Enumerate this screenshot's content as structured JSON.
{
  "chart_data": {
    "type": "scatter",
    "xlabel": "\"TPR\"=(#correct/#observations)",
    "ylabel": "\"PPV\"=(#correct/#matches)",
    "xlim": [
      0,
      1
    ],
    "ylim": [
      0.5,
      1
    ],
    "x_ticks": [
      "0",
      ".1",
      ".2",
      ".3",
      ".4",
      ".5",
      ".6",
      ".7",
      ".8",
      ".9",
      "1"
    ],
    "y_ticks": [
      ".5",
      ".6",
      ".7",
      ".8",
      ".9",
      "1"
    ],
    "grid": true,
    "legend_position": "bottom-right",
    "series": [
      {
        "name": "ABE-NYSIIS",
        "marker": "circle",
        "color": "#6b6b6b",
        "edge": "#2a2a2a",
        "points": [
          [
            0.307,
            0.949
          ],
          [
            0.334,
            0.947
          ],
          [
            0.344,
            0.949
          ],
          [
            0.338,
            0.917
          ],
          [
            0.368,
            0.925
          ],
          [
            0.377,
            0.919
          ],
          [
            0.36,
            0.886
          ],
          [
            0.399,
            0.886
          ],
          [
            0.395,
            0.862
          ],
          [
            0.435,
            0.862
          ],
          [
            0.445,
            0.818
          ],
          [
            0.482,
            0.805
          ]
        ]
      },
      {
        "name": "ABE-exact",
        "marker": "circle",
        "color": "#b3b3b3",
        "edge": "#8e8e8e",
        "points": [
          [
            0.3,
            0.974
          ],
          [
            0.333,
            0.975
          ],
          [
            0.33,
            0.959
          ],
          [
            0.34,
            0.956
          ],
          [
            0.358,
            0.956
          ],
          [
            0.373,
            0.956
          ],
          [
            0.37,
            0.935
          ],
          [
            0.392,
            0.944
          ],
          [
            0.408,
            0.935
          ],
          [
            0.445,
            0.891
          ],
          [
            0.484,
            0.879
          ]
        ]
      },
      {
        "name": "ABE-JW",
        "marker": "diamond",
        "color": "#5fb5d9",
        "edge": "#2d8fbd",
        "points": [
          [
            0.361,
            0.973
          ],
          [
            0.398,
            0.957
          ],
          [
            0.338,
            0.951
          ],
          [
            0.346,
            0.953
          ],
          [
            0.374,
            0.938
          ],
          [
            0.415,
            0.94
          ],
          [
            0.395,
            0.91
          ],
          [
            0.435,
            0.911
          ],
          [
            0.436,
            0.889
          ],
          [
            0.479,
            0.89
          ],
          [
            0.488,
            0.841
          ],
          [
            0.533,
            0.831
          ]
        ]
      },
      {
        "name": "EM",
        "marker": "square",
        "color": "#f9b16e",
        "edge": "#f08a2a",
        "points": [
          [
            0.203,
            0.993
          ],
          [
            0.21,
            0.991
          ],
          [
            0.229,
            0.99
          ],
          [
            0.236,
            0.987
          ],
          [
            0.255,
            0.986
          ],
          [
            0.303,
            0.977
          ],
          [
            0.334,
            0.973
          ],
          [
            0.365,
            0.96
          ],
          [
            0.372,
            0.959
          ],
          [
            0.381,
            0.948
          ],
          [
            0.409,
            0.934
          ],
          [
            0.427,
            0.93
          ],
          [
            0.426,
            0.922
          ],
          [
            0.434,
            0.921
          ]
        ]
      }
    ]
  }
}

——

## [Task brief]
Return every line containing "name".

## [Finished exercise]
        "name": "ABE-NYSIIS",
        "name": "ABE-exact",
        "name": "ABE-JW",
        "name": "EM",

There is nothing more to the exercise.